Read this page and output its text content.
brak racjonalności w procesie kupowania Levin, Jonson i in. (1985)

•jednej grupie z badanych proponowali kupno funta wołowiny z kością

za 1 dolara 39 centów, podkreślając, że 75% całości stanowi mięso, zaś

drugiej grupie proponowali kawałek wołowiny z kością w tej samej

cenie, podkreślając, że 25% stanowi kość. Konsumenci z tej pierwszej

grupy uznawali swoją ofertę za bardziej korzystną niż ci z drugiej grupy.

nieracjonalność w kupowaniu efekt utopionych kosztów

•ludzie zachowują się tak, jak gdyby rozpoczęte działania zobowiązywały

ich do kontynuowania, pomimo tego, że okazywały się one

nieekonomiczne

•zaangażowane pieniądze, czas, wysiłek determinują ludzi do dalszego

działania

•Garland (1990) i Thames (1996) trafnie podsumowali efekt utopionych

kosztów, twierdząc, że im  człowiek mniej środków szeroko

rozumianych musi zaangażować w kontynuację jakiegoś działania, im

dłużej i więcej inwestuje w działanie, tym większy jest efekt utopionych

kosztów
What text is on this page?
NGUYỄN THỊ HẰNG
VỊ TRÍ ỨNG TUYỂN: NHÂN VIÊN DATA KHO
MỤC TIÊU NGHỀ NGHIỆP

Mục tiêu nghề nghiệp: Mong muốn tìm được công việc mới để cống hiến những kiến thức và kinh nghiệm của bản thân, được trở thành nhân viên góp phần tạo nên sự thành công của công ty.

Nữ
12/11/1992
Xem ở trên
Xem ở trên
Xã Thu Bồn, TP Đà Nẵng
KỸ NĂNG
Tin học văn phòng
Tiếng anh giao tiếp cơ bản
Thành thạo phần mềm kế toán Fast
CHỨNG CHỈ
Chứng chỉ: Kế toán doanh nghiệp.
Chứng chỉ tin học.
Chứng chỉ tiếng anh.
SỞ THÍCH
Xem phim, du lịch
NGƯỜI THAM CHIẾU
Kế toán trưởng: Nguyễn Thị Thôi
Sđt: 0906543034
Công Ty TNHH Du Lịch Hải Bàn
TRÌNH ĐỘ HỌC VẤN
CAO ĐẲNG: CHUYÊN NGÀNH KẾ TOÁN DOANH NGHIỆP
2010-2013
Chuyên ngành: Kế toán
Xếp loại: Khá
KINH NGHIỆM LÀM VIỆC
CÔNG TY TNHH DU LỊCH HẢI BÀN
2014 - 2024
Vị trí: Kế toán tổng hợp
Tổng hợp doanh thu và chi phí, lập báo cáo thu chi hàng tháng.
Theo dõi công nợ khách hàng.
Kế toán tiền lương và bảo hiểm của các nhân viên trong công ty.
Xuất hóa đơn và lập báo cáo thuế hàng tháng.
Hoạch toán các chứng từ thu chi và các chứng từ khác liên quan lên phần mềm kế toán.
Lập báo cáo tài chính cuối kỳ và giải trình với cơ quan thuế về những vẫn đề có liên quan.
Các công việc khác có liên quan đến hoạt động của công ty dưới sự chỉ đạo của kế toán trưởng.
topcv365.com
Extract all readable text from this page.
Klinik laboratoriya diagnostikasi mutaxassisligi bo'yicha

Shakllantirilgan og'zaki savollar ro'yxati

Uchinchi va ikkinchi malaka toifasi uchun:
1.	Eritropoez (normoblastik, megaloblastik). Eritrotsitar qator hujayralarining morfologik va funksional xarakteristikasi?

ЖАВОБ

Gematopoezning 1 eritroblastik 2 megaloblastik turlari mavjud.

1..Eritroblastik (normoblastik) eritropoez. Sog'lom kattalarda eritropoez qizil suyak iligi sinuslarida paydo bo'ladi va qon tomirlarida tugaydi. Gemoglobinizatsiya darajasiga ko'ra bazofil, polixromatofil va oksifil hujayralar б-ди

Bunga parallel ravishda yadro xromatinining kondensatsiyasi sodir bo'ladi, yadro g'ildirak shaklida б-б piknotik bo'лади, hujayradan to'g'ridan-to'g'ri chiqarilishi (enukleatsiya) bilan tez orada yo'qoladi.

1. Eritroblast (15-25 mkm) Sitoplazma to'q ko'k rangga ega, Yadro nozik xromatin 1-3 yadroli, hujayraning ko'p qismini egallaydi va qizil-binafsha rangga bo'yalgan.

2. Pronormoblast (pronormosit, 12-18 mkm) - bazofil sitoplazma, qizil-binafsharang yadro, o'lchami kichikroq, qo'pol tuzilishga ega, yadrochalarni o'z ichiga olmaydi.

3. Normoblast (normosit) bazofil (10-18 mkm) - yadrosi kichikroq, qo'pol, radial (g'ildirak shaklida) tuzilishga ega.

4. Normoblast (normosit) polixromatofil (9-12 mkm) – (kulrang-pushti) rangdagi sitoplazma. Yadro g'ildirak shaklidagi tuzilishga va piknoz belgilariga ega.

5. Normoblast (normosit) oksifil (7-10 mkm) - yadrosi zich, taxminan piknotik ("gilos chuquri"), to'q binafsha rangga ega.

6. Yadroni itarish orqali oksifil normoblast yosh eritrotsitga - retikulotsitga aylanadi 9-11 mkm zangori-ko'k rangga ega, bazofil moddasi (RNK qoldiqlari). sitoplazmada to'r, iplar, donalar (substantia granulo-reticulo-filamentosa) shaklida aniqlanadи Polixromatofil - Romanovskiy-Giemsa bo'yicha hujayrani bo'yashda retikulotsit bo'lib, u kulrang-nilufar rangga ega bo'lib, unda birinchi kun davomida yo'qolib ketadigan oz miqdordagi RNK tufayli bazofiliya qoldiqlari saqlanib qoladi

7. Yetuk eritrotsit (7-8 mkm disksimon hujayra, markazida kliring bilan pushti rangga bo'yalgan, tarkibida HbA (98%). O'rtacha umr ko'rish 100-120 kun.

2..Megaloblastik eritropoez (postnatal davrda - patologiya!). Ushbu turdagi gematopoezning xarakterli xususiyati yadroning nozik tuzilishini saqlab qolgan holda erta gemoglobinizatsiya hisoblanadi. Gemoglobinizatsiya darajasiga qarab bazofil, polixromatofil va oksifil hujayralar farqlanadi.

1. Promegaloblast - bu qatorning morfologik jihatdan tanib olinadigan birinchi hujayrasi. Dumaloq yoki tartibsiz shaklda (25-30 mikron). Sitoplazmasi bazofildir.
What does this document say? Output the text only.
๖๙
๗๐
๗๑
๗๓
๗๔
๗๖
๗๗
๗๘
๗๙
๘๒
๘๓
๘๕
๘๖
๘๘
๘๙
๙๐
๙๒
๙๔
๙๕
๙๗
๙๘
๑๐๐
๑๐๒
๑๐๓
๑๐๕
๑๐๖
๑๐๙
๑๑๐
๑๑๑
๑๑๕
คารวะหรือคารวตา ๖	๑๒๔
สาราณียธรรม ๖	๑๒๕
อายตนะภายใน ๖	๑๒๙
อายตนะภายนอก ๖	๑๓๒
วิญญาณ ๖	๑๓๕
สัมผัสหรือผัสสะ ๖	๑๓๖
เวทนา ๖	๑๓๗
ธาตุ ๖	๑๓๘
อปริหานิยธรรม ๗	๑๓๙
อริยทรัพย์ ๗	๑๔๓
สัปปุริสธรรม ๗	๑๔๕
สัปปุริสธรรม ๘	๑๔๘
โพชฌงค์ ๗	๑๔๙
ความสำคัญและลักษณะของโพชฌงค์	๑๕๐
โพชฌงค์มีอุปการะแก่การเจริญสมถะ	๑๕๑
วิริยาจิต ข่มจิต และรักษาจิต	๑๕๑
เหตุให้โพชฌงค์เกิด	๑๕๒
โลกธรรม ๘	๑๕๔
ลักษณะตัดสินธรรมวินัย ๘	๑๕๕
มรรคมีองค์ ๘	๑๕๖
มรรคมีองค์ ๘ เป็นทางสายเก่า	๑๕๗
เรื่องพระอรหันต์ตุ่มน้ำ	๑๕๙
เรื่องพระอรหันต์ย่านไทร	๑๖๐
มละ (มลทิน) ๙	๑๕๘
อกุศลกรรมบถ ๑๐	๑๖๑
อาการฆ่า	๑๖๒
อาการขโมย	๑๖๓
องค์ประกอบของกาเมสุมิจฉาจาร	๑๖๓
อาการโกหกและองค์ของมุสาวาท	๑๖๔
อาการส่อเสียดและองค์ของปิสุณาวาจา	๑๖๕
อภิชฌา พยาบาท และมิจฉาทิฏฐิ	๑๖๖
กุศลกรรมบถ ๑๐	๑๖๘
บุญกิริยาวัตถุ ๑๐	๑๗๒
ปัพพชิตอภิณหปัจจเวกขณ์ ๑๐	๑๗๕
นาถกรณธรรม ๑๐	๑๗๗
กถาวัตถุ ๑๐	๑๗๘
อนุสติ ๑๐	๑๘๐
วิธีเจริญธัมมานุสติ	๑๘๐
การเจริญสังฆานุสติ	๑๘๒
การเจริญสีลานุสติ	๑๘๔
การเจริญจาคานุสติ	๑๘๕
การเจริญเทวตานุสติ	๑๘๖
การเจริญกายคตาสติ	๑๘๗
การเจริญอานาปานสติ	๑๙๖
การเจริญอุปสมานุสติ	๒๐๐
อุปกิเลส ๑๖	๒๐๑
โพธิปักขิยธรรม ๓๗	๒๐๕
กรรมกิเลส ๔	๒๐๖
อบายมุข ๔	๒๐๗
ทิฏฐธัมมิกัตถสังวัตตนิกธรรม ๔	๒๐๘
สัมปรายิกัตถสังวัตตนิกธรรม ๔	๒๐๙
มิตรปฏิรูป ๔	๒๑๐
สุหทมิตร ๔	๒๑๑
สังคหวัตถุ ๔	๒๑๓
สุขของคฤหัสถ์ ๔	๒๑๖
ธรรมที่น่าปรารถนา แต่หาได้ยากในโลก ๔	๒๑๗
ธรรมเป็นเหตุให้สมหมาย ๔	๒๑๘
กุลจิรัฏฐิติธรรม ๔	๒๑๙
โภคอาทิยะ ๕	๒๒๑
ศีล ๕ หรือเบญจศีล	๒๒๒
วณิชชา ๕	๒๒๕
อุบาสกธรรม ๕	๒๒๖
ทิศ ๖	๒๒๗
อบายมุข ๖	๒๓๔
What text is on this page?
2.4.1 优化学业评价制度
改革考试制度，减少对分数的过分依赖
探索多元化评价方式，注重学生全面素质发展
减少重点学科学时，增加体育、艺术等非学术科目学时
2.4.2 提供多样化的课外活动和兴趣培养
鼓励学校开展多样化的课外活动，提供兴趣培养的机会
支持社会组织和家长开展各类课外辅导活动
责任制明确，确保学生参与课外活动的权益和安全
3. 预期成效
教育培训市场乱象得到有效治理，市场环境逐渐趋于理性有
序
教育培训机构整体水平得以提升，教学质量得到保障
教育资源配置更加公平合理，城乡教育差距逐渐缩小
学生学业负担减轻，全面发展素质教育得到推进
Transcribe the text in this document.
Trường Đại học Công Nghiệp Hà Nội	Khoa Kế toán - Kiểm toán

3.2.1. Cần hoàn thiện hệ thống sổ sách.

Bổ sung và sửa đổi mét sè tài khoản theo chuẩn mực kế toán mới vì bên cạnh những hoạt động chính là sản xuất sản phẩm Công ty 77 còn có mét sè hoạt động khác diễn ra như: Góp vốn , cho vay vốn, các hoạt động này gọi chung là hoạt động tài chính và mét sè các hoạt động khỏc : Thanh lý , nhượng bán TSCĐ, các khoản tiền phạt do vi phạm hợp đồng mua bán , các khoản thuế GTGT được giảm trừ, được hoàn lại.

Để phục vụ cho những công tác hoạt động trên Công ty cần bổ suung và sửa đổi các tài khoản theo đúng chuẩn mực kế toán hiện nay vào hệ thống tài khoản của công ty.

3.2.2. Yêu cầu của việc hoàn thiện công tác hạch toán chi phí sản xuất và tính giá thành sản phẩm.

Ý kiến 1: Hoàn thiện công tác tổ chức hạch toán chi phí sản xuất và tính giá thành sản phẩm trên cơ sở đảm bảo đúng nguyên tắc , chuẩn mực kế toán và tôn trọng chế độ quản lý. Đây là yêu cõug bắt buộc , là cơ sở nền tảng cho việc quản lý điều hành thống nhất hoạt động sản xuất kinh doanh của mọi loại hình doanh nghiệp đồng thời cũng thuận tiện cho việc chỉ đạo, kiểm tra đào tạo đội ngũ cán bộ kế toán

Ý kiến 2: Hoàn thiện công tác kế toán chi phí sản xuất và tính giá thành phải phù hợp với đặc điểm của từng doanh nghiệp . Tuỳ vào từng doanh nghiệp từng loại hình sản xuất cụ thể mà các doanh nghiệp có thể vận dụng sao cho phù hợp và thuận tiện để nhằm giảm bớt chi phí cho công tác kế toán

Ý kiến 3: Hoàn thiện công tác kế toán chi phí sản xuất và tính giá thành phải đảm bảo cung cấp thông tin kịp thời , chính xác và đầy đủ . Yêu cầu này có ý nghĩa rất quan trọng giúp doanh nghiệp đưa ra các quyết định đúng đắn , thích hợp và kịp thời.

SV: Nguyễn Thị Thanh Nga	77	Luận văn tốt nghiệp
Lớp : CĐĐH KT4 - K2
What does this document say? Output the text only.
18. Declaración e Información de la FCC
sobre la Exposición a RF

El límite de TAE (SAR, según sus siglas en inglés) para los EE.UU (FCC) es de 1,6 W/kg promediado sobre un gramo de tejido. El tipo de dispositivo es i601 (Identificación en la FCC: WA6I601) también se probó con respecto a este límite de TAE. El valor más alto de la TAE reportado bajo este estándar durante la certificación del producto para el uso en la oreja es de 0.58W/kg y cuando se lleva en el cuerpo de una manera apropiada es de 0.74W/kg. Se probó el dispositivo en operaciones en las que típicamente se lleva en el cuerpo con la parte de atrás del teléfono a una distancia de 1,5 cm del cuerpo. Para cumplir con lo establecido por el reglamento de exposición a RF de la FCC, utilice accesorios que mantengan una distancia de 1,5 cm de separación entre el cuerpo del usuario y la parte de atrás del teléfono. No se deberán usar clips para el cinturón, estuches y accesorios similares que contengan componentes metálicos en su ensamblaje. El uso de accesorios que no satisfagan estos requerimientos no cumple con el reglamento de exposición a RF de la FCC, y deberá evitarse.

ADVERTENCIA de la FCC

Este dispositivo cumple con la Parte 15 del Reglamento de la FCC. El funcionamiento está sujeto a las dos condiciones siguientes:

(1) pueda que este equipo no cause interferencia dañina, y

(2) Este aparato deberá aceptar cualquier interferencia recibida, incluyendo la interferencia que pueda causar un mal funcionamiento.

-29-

....................

# WHAT THIS TASK INVOLVES:
Count the lines of the data that contain the string "działania", and reply with that number alone.

# PROBLEM SOLUTION:
3